Extract, exactly and without pictures, every line from the one that includes "Extract the structured" through the final line of the material below.
### Material for this exercise
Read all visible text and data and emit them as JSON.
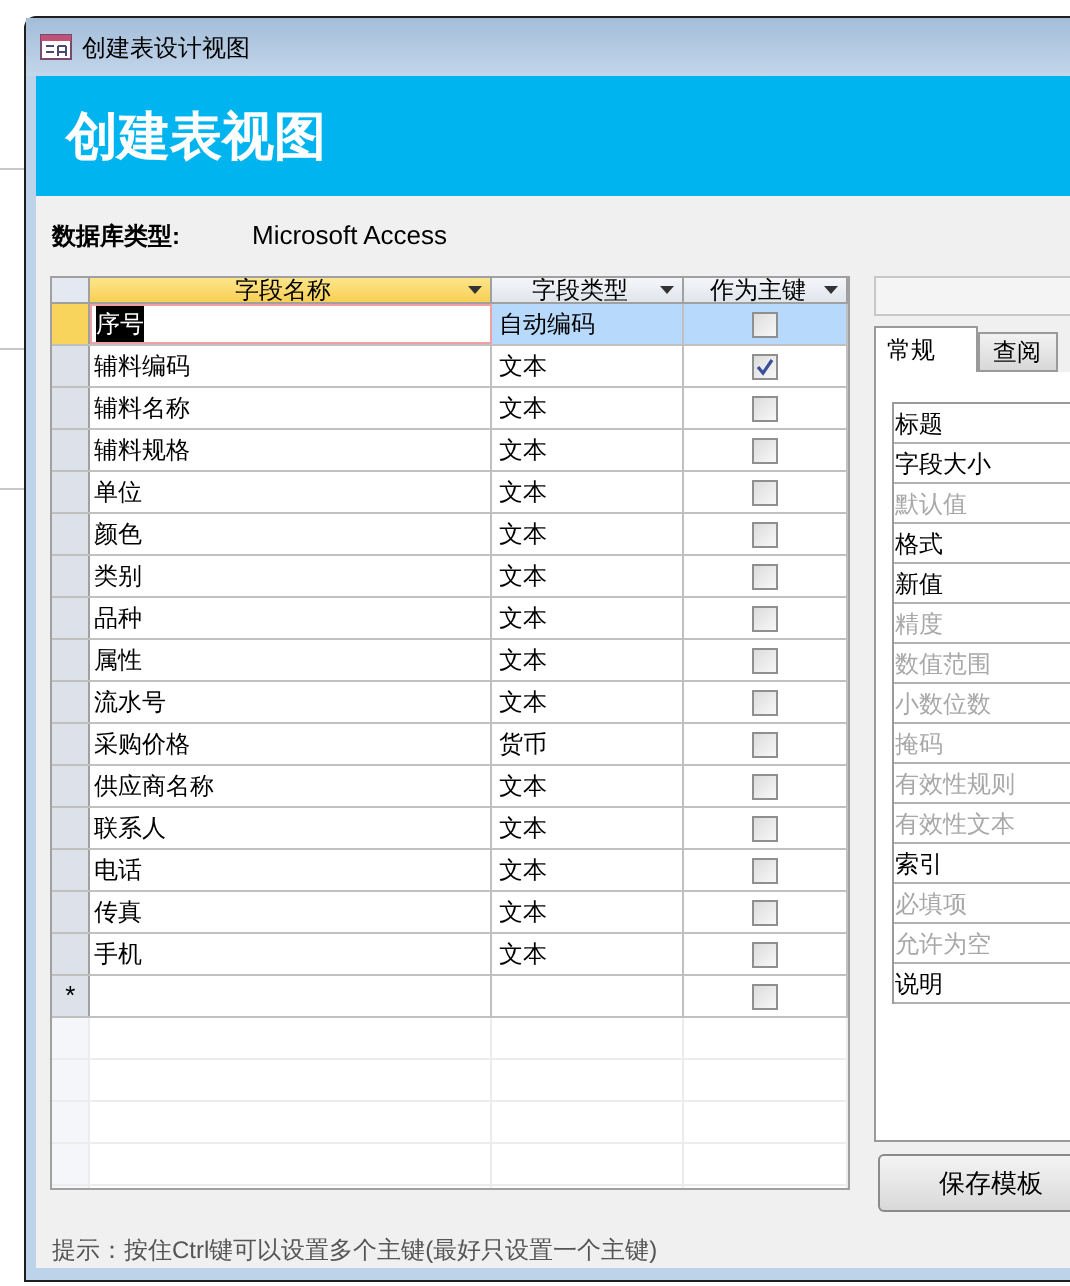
{
  "window": {
    "title": "创建表设计视图"
  },
  "header": {
    "title": "创建表视图"
  },
  "database_type": {
    "label": "数据库类型:",
    "value": "Microsoft Access"
  },
  "grid": {
    "columns": [
      {
        "label": "字段名称",
        "selected": true
      },
      {
        "label": "字段类型",
        "selected": false
      },
      {
        "label": "作为主键",
        "selected": false
      }
    ],
    "rows": [
      {
        "kind": "field",
        "name": "序号",
        "type": "自动编码",
        "primary_key": false,
        "selected": true
      },
      {
        "kind": "field",
        "name": "辅料编码",
        "type": "文本",
        "primary_key": true,
        "selected": false
      },
      {
        "kind": "field",
        "name": "辅料名称",
        "type": "文本",
        "primary_key": false,
        "selected": false
      },
      {
        "kind": "field",
        "name": "辅料规格",
        "type": "文本",
        "primary_key": false,
        "selected": false
      },
      {
        "kind": "field",
        "name": "单位",
        "type": "文本",
        "primary_key": false,
        "selected": false
      },
      {
        "kind": "field",
        "name": "颜色",
        "type": "文本",
        "primary_key": false,
        "selected": false
      },
      {
        "kind": "field",
        "name": "类别",
        "type": "文本",
        "primary_key": false,
        "selected": false
      },
      {
        "kind": "field",
        "name": "品种",
        "type": "文本",
        "primary_key": false,
        "selected": false
      },
      {
        "kind": "field",
        "name": "属性",
        "type": "文本",
        "primary_key": false,
        "selected": false
      },
      {
        "kind": "field",
        "name": "流水号",
        "type": "文本",
        "primary_key": false,
        "selected": false
      },
      {
        "kind": "field",
        "name": "采购价格",
        "type": "货币",
        "primary_key": false,
        "selected": false
      },
      {
        "kind": "field",
        "name": "供应商名称",
        "type": "文本",
        "primary_key": false,
        "selected": false
      },
      {
        "kind": "field",
        "name": "联系人",
        "type": "文本",
        "primary_key": false,
        "selected": false
      },
      {
        "kind": "field",
        "name": "电话",
        "type": "文本",
        "primary_key": false,
        "selected": false
      },
      {
        "kind": "field",
        "name": "传真",
        "type": "文本",
        "primary_key": false,
        "selected": false
      },
      {
        "kind": "field",
        "name": "手机",
        "type": "文本",
        "primary_key": false,
        "selected": false
      },
      {
        "kind": "new",
        "marker": "*",
        "primary_key": false,
        "selected": false
      }
    ]
  },
  "properties": {
    "tabs": [
      {
        "label": "常规",
        "selected": true
      },
      {
        "label": "查阅",
        "selected": false
      }
    ],
    "items": [
      {
        "label": "标题",
        "disabled": false
      },
      {
        "label": "字段大小",
        "disabled": false
      },
      {
        "label": "默认值",
        "disabled": true
      },
      {
        "label": "格式",
        "disabled": false
      },
      {
        "label": "新值",
        "disabled": false
      },
      {
        "label": "精度",
        "disabled": true
      },
      {
        "label": "数值范围",
        "disabled": true
      },
      {
        "label": "小数位数",
        "disabled": true
      },
      {
        "label": "掩码",
        "disabled": true
      },
      {
        "label": "有效性规则",
        "disabled": true
      },
      {
        "label": "有效性文本",
        "disabled": true
      },
      {
        "label": "索引",
        "disabled": false
      },
      {
        "label": "必填项",
        "disabled": true
      },
      {
        "label": "允许为空",
        "disabled": true
      },
      {
        "label": "说明",
        "disabled": false
      }
    ]
  },
  "save_button": "保存模板",
  "hint": "提示：按住Ctrl键可以设置多个主键(最好只设置一个主键)"
}
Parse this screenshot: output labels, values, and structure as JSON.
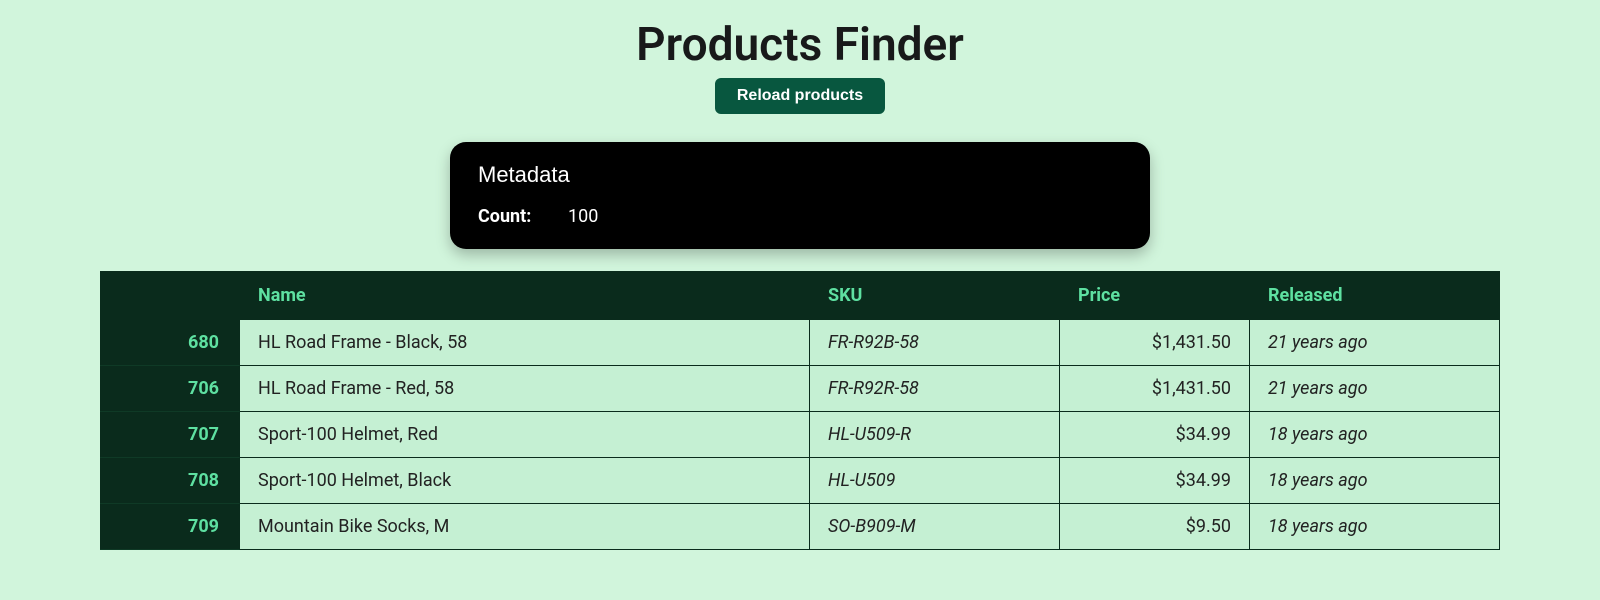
{
  "title": "Products Finder",
  "reload_label": "Reload products",
  "metadata": {
    "heading": "Metadata",
    "count_label": "Count:",
    "count_value": "100"
  },
  "columns": {
    "id": "",
    "name": "Name",
    "sku": "SKU",
    "price": "Price",
    "released": "Released"
  },
  "rows": [
    {
      "id": "680",
      "name": "HL Road Frame - Black, 58",
      "sku": "FR-R92B-58",
      "price": "$1,431.50",
      "released": "21 years ago"
    },
    {
      "id": "706",
      "name": "HL Road Frame - Red, 58",
      "sku": "FR-R92R-58",
      "price": "$1,431.50",
      "released": "21 years ago"
    },
    {
      "id": "707",
      "name": "Sport-100 Helmet, Red",
      "sku": "HL-U509-R",
      "price": "$34.99",
      "released": "18 years ago"
    },
    {
      "id": "708",
      "name": "Sport-100 Helmet, Black",
      "sku": "HL-U509",
      "price": "$34.99",
      "released": "18 years ago"
    },
    {
      "id": "709",
      "name": "Mountain Bike Socks, M",
      "sku": "SO-B909-M",
      "price": "$9.50",
      "released": "18 years ago"
    }
  ]
}
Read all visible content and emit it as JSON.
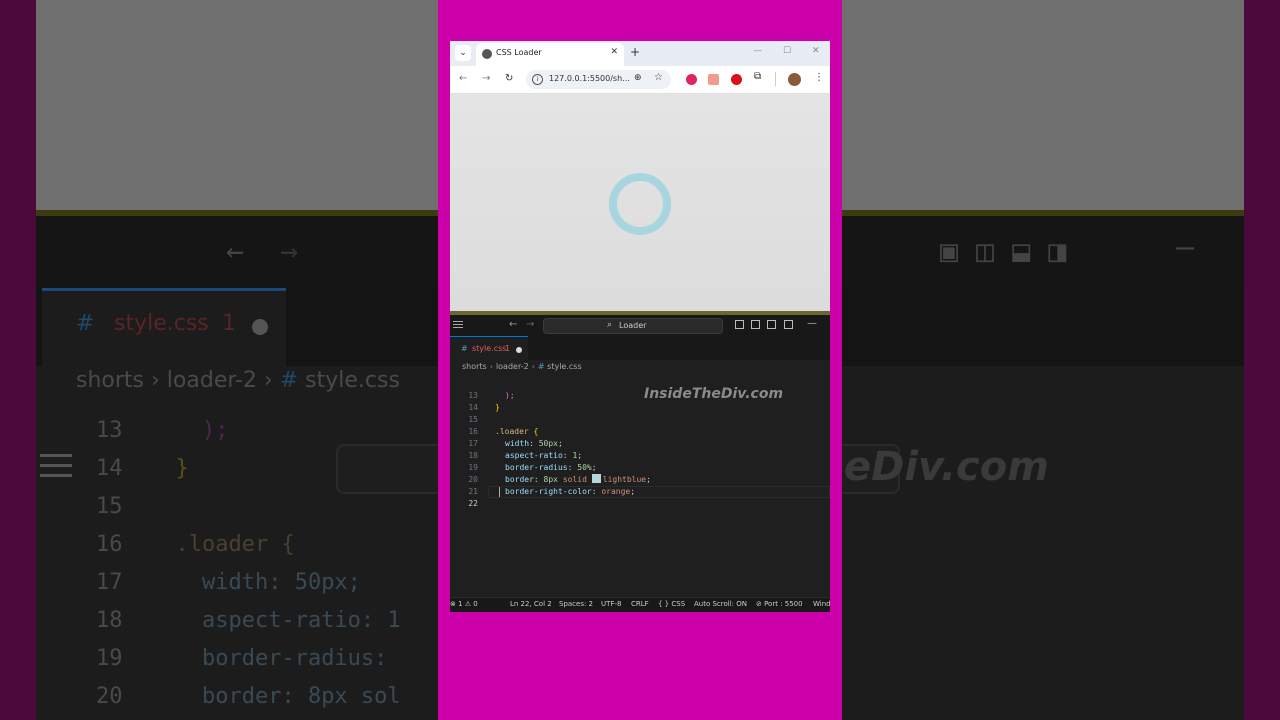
{
  "background": {
    "tab_hash": "#",
    "tab_file": "style.css",
    "tab_count": "1",
    "breadcrumb": [
      "shorts",
      "loader-2",
      "style.css"
    ],
    "lines": [
      {
        "num": "13",
        "text": ");"
      },
      {
        "num": "14",
        "text": "}"
      },
      {
        "num": "15",
        "text": ""
      },
      {
        "num": "16",
        "text": ".loader {"
      },
      {
        "num": "17",
        "text": "width: 50px;"
      },
      {
        "num": "18",
        "text": "aspect-ratio: 1"
      },
      {
        "num": "19",
        "text": "border-radius:"
      },
      {
        "num": "20",
        "text": "border: 8px sol"
      }
    ],
    "watermark": "eDiv.com"
  },
  "browser": {
    "tab_title": "CSS Loader",
    "url": "127.0.0.1:5500/sh...",
    "loader": {
      "color": "#add8e6",
      "size": "50px",
      "border": "8px solid lightblue"
    }
  },
  "editor": {
    "search_text": "Loader",
    "tab": {
      "hash": "#",
      "name": "style.css",
      "problems": "1"
    },
    "breadcrumb": {
      "folder1": "shorts",
      "folder2": "loader-2",
      "hash": "#",
      "file": "style.css"
    },
    "watermark": "InsideTheDiv.com",
    "lines": [
      {
        "num": "13",
        "text": ");"
      },
      {
        "num": "14",
        "text": "}"
      },
      {
        "num": "15",
        "text": ""
      },
      {
        "num": "16",
        "selector": ".loader",
        "brace": "{"
      },
      {
        "num": "17",
        "prop": "width",
        "value": "50px",
        "end": ";"
      },
      {
        "num": "18",
        "prop": "aspect-ratio",
        "value": "1",
        "end": ";"
      },
      {
        "num": "19",
        "prop": "border-radius",
        "value": "50%",
        "end": ";"
      },
      {
        "num": "20",
        "prop": "border",
        "value1": "8px",
        "value2": "solid",
        "value3": "lightblue",
        "end": ";"
      },
      {
        "num": "21",
        "prop": "border-right-color",
        "value": "orange",
        "end": ";"
      },
      {
        "num": "22",
        "text": ""
      }
    ],
    "status": {
      "problems": "⊗ 1 ⚠ 0",
      "position": "Ln 22, Col 2",
      "spaces": "Spaces: 2",
      "encoding": "UTF-8",
      "eol": "CRLF",
      "language": "{ } CSS",
      "autoscroll": "Auto Scroll: ON",
      "port": "⊘ Port : 5500",
      "extra": "Wind"
    }
  },
  "colors": {
    "frame": "#cc00aa",
    "accent": "#0078d4",
    "loader": "#add8e6"
  }
}
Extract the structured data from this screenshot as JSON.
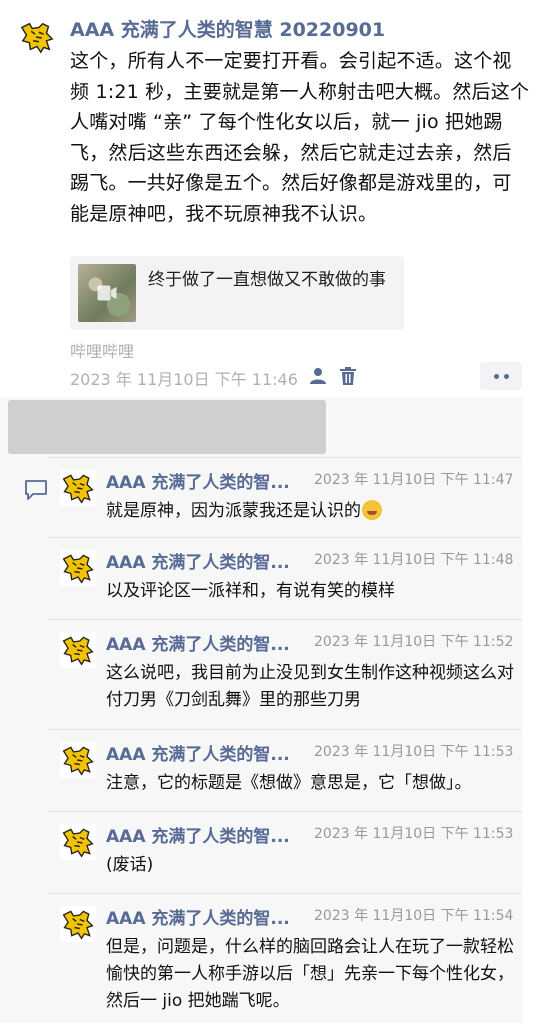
{
  "post": {
    "author": "AAA 充满了人类的智慧 20220901",
    "text": "这个，所有人不一定要打开看。会引起不适。这个视频 1:21 秒，主要就是第一人称射击吧大概。然后这个人嘴对嘴 “亲” 了每个性化女以后，就一 jio 把她踢飞，然后这些东西还会躲，然后它就走过去亲，然后踢飞。一共好像是五个。然后好像都是游戏里的，可能是原神吧，我不玩原神我不认识。",
    "link_title": "终于做了一直想做又不敢做的事",
    "source": "哔哩哔哩",
    "time": "2023 年 11月10日 下午 11:46"
  },
  "comments": [
    {
      "name": "AAA 充满了人类的智...",
      "time": "2023 年 11月10日 下午 11:47",
      "text": "就是原神，因为派蒙我还是认识的"
    },
    {
      "name": "AAA 充满了人类的智...",
      "time": "2023 年 11月10日 下午 11:48",
      "text": "以及评论区一派祥和，有说有笑的模样"
    },
    {
      "name": "AAA 充满了人类的智...",
      "time": "2023 年 11月10日 下午 11:52",
      "text": "这么说吧，我目前为止没见到女生制作这种视频这么对付刀男《刀剑乱舞》里的那些刀男"
    },
    {
      "name": "AAA 充满了人类的智...",
      "time": "2023 年 11月10日 下午 11:53",
      "text": "注意，它的标题是《想做》意思是，它「想做」。"
    },
    {
      "name": "AAA 充满了人类的智...",
      "time": "2023 年 11月10日 下午 11:53",
      "text": "(废话)"
    },
    {
      "name": "AAA 充满了人类的智...",
      "time": "2023 年 11月10日 下午 11:54",
      "text": "但是，问题是，什么样的脑回路会让人在玩了一款轻松愉快的第一人称手游以后「想」先亲一下每个性化女，然后一 jio 把她踹飞呢。"
    }
  ],
  "colors": {
    "name": "#576b95",
    "meta": "#b0b0b0",
    "comment_bg": "#f7f7f7"
  },
  "icons": [
    "tiger-avatar-icon",
    "video-play-icon",
    "friend-icon",
    "trash-icon",
    "more-icon",
    "comment-icon"
  ]
}
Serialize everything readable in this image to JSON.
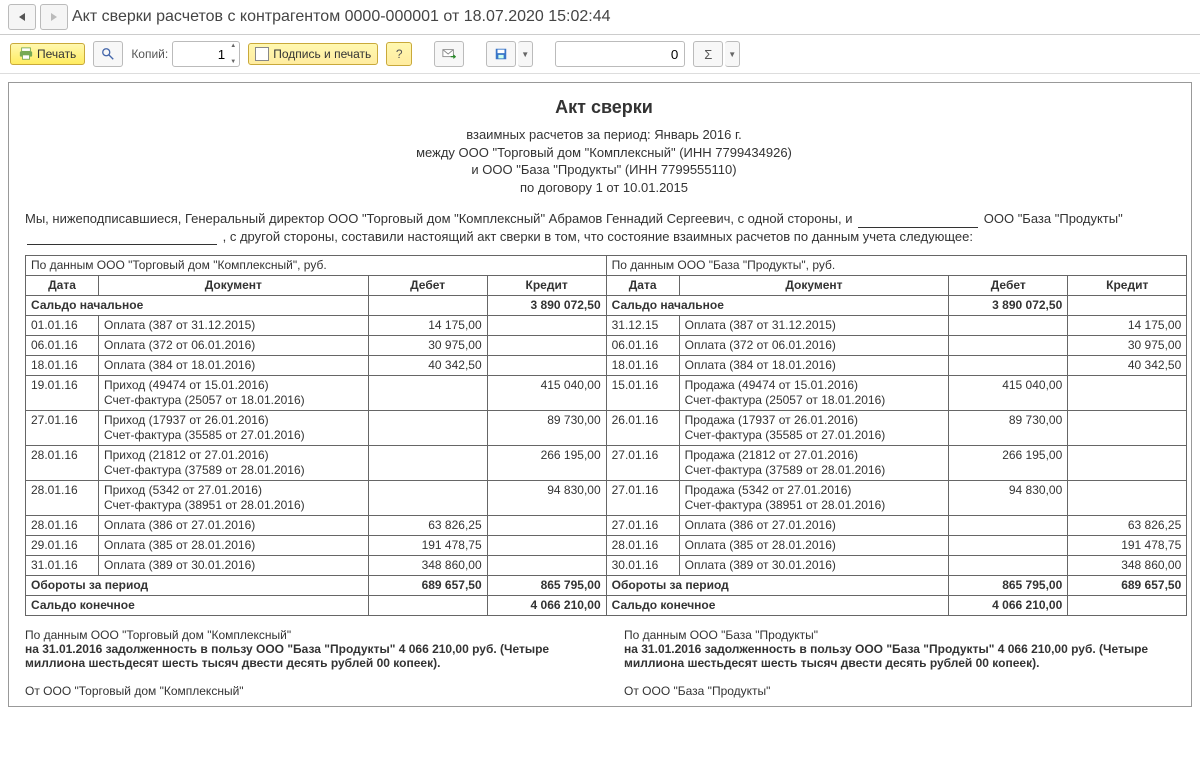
######
# Exercise result
Extract the structured data from this screenshot as JSON.
{
  "post": {
    "author": "AAA 充满了人类的智慧 20220901",
    "text": "这个，所有人不一定要打开看。会引起不适。这个视频 1:21 秒，主要就是第一人称射击吧大概。然后这个人嘴对嘴 “亲” 了每个性化女以后，就一 jio 把她踢飞，然后这些东西还会躲，然后它就走过去亲，然后踢飞。一共好像是五个。然后好像都是游戏里的，可能是原神吧，我不玩原神我不认识。",
    "link_title": "终于做了一直想做又不敢做的事",
    "source": "哔哩哔哩",
    "time": "2023 年 11月10日 下午 11:46"
  },
  "comments": [
    {
      "name": "AAA 充满了人类的智...",
      "time": "2023 年 11月10日 下午 11:47",
      "text": "就是原神，因为派蒙我还是认识的"
    },
    {
      "name": "AAA 充满了人类的智...",
      "time": "2023 年 11月10日 下午 11:48",
      "text": "以及评论区一派祥和，有说有笑的模样"
    },
    {
      "name": "AAA 充满了人类的智...",
      "time": "2023 年 11月10日 下午 11:52",
      "text": "这么说吧，我目前为止没见到女生制作这种视频这么对付刀男《刀剑乱舞》里的那些刀男"
    },
    {
      "name": "AAA 充满了人类的智...",
      "time": "2023 年 11月10日 下午 11:53",
      "text": "注意，它的标题是《想做》意思是，它「想做」。"
    },
    {
      "name": "AAA 充满了人类的智...",
      "time": "2023 年 11月10日 下午 11:53",
      "text": "(废话)"
    },
    {
      "name": "AAA 充满了人类的智...",
      "time": "2023 年 11月10日 下午 11:54",
      "text": "但是，问题是，什么样的脑回路会让人在玩了一款轻松愉快的第一人称手游以后「想」先亲一下每个性化女，然后一 jio 把她踹飞呢。"
    }
  ],
  "colors": {
    "name": "#576b95",
    "meta": "#b0b0b0",
    "comment_bg": "#f7f7f7"
  },
  "icons": [
    "tiger-avatar-icon",
    "video-play-icon",
    "friend-icon",
    "trash-icon",
    "more-icon",
    "comment-icon"
  ]
}
Serialize everything readable in this image to JSON.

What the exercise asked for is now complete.